Send back the entries below exactly as they appear.

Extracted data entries
^^^^^^^^
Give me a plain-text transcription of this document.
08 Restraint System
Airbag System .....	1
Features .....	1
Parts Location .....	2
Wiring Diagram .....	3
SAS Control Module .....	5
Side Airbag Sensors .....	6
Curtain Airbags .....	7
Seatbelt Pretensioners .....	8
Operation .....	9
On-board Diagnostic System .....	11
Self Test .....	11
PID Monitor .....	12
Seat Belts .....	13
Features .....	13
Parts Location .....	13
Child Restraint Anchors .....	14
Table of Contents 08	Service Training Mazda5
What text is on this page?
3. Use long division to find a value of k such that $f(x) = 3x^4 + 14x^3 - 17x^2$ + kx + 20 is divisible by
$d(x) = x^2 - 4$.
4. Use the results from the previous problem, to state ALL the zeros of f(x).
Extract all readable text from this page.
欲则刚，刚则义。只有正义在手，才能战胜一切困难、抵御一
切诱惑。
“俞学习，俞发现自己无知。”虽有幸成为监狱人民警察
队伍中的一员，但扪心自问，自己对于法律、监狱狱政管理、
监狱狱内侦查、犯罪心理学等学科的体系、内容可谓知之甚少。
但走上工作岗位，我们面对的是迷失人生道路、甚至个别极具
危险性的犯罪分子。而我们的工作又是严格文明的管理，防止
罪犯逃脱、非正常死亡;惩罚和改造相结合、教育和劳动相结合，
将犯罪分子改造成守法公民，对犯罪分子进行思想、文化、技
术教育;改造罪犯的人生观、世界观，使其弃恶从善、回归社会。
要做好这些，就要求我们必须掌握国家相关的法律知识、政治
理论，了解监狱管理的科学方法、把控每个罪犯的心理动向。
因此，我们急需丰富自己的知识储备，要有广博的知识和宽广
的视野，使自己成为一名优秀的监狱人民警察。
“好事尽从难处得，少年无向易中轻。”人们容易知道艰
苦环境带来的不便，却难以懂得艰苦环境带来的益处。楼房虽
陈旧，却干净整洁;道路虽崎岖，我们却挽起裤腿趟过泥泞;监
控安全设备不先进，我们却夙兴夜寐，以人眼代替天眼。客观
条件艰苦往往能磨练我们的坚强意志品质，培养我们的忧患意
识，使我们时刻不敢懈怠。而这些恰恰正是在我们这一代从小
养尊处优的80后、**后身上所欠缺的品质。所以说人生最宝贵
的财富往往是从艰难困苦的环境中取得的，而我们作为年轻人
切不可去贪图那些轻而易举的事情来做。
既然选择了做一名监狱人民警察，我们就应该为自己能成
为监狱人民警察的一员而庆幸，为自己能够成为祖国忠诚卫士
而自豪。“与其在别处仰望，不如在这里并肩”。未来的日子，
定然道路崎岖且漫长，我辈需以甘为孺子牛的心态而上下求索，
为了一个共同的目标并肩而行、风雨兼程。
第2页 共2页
^^^^^^^^
**FINISHED TASK:**
Give me a plain-text transcription of this document.
08 Restraint System
Airbag System .....	1
Features .....	1
Parts Location .....	2
Wiring Diagram .....	3
SAS Control Module .....	5
Side Airbag Sensors .....	6
Curtain Airbags .....	7
Seatbelt Pretensioners .....	8
Operation .....	9
On-board Diagnostic System .....	11
Self Test .....	11
PID Monitor .....	12
Seat Belts .....	13
Features .....	13
Parts Location .....	13
Child Restraint Anchors .....	14
Table of Contents 08	Service Training Mazda5
What text is on this page?
3. Use long division to find a value of k such that $f(x) = 3x^4 + 14x^3 - 17x^2$ + kx + 20 is divisible by
$d(x) = x^2 - 4$.
4. Use the results from the previous problem, to state ALL the zeros of f(x).
Extract all readable text from this page.
欲则刚，刚则义。只有正义在手，才能战胜一切困难、抵御一
切诱惑。
“俞学习，俞发现自己无知。”虽有幸成为监狱人民警察
队伍中的一员，但扪心自问，自己对于法律、监狱狱政管理、
监狱狱内侦查、犯罪心理学等学科的体系、内容可谓知之甚少。
但走上工作岗位，我们面对的是迷失人生道路、甚至个别极具
危险性的犯罪分子。而我们的工作又是严格文明的管理，防止
罪犯逃脱、非正常死亡;惩罚和改造相结合、教育和劳动相结合，
将犯罪分子改造成守法公民，对犯罪分子进行思想、文化、技
术教育;改造罪犯的人生观、世界观，使其弃恶从善、回归社会。
要做好这些，就要求我们必须掌握国家相关的法律知识、政治
理论，了解监狱管理的科学方法、把控每个罪犯的心理动向。
因此，我们急需丰富自己的知识储备，要有广博的知识和宽广
的视野，使自己成为一名优秀的监狱人民警察。
“好事尽从难处得，少年无向易中轻。”人们容易知道艰
苦环境带来的不便，却难以懂得艰苦环境带来的益处。楼房虽
陈旧，却干净整洁;道路虽崎岖，我们却挽起裤腿趟过泥泞;监
控安全设备不先进，我们却夙兴夜寐，以人眼代替天眼。客观
条件艰苦往往能磨练我们的坚强意志品质，培养我们的忧患意
识，使我们时刻不敢懈怠。而这些恰恰正是在我们这一代从小
养尊处优的80后、**后身上所欠缺的品质。所以说人生最宝贵
的财富往往是从艰难困苦的环境中取得的，而我们作为年轻人
切不可去贪图那些轻而易举的事情来做。
既然选择了做一名监狱人民警察，我们就应该为自己能成
为监狱人民警察的一员而庆幸，为自己能够成为祖国忠诚卫士
而自豪。“与其在别处仰望，不如在这里并肩”。未来的日子，
定然道路崎岖且漫长，我辈需以甘为孺子牛的心态而上下求索，
为了一个共同的目标并肩而行、风雨兼程。
第2页 共2页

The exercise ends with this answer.